**AIM**
Repeat the material below exactly, with no pictures.

[Stored data]
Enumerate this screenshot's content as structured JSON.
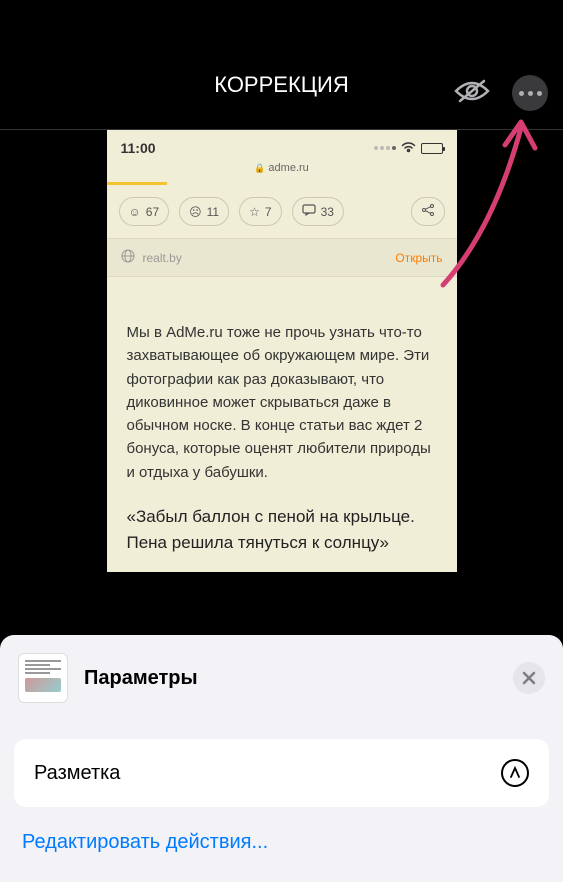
{
  "header": {
    "title": "КОРРЕКЦИЯ"
  },
  "screenshot": {
    "time": "11:00",
    "url": "adme.ru",
    "reactions": {
      "smile": "67",
      "sad": "11",
      "star": "7",
      "comments": "33"
    },
    "linkbar": {
      "site": "realt.by",
      "open": "Открыть"
    },
    "article_text": "Мы в AdMe.ru тоже не прочь узнать что-то захватывающее об окружающем мире. Эти фотографии как раз доказывают, что диковинное может скрываться даже в обычном носке. В конце статьи вас ждет 2 бонуса, которые оценят любители природы и отдыха у бабушки.",
    "article_heading": "«Забыл баллон с пеной на крыльце. Пена решила тянуться к солнцу»"
  },
  "sheet": {
    "title": "Параметры",
    "markup": "Разметка",
    "edit_actions": "Редактировать действия..."
  },
  "colors": {
    "annotation": "#d63d72"
  }
}
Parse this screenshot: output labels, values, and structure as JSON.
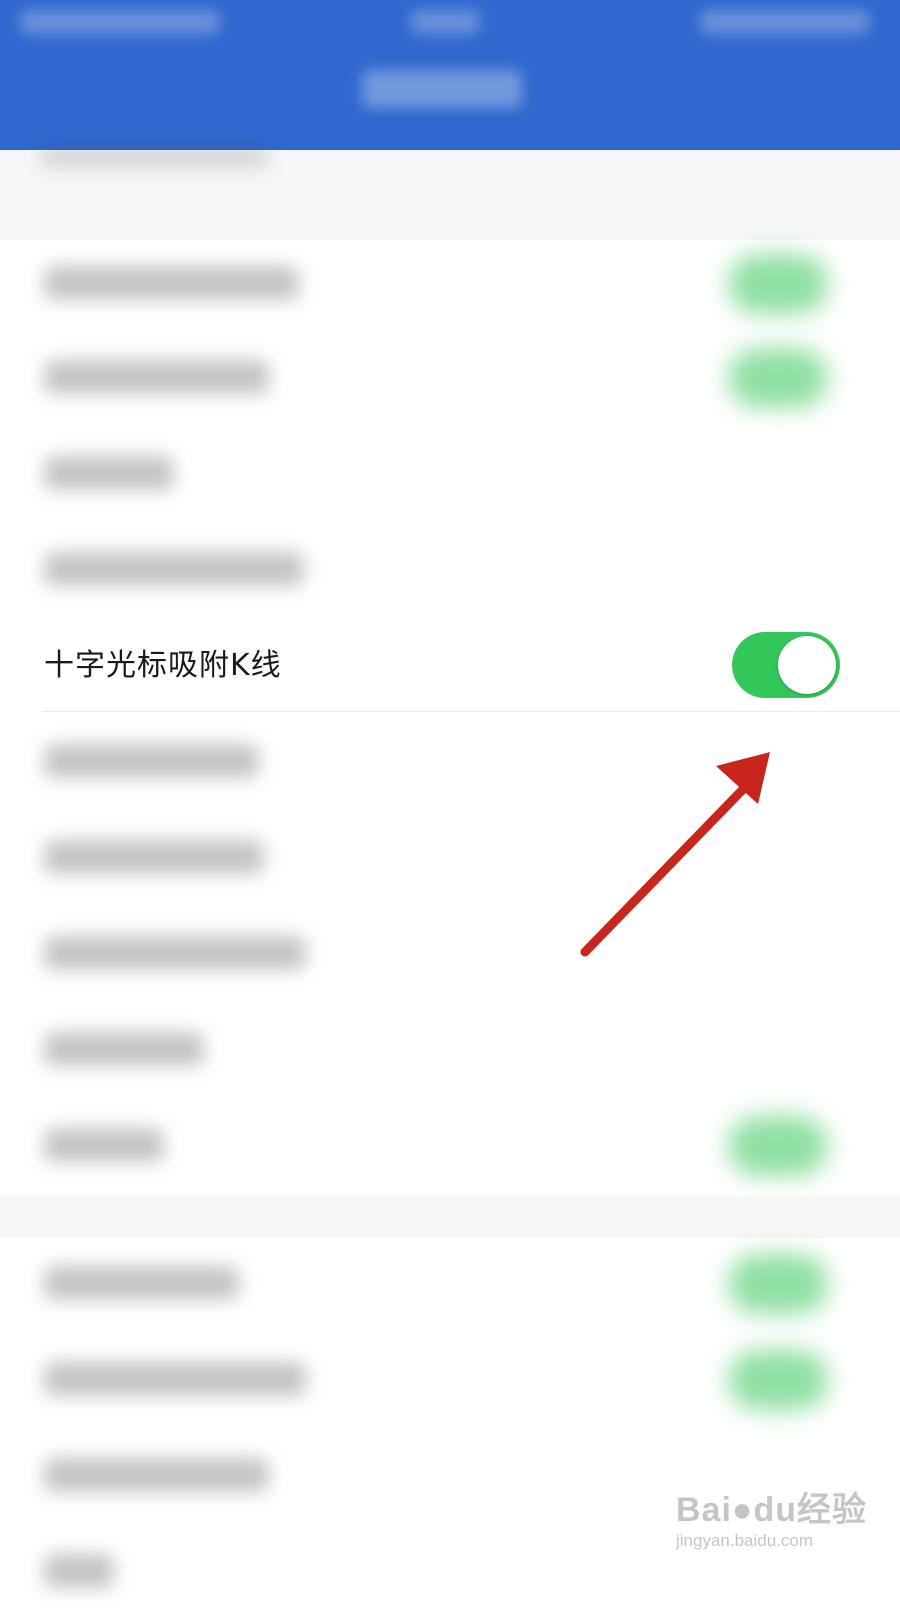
{
  "settings": {
    "highlighted_row": {
      "label": "十字光标吸附K线",
      "toggle_state": "on",
      "toggle_color": "#33c759"
    }
  },
  "annotation": {
    "arrow_color": "#c8251c",
    "arrow_target": "toggle-switch"
  },
  "watermark": {
    "brand": "Bai",
    "paw_icon": "paw-icon",
    "brand_suffix": "du经验",
    "url": "jingyan.baidu.com"
  },
  "colors": {
    "header": "#3068cf",
    "background": "#ffffff"
  }
}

**ANSWER TO THIS PROBLEM**
Enumerate this screenshot's content as structured JSON.
{
  "header": {
    "title": "КОРРЕКЦИЯ"
  },
  "screenshot": {
    "time": "11:00",
    "url": "adme.ru",
    "reactions": {
      "smile": "67",
      "sad": "11",
      "star": "7",
      "comments": "33"
    },
    "linkbar": {
      "site": "realt.by",
      "open": "Открыть"
    },
    "article_text": "Мы в AdMe.ru тоже не прочь узнать что-то захватывающее об окружающем мире. Эти фотографии как раз доказывают, что диковинное может скрываться даже в обычном носке. В конце статьи вас ждет 2 бонуса, которые оценят любители природы и отдыха у бабушки.",
    "article_heading": "«Забыл баллон с пеной на крыльце. Пена решила тянуться к солнцу»"
  },
  "sheet": {
    "title": "Параметры",
    "markup": "Разметка",
    "edit_actions": "Редактировать действия..."
  },
  "colors": {
    "annotation": "#d63d72"
  }
}
Parse this screenshot: output labels, values, and structure as JSON.
{
  "settings": {
    "highlighted_row": {
      "label": "十字光标吸附K线",
      "toggle_state": "on",
      "toggle_color": "#33c759"
    }
  },
  "annotation": {
    "arrow_color": "#c8251c",
    "arrow_target": "toggle-switch"
  },
  "watermark": {
    "brand": "Bai",
    "paw_icon": "paw-icon",
    "brand_suffix": "du经验",
    "url": "jingyan.baidu.com"
  },
  "colors": {
    "header": "#3068cf",
    "background": "#ffffff"
  }
}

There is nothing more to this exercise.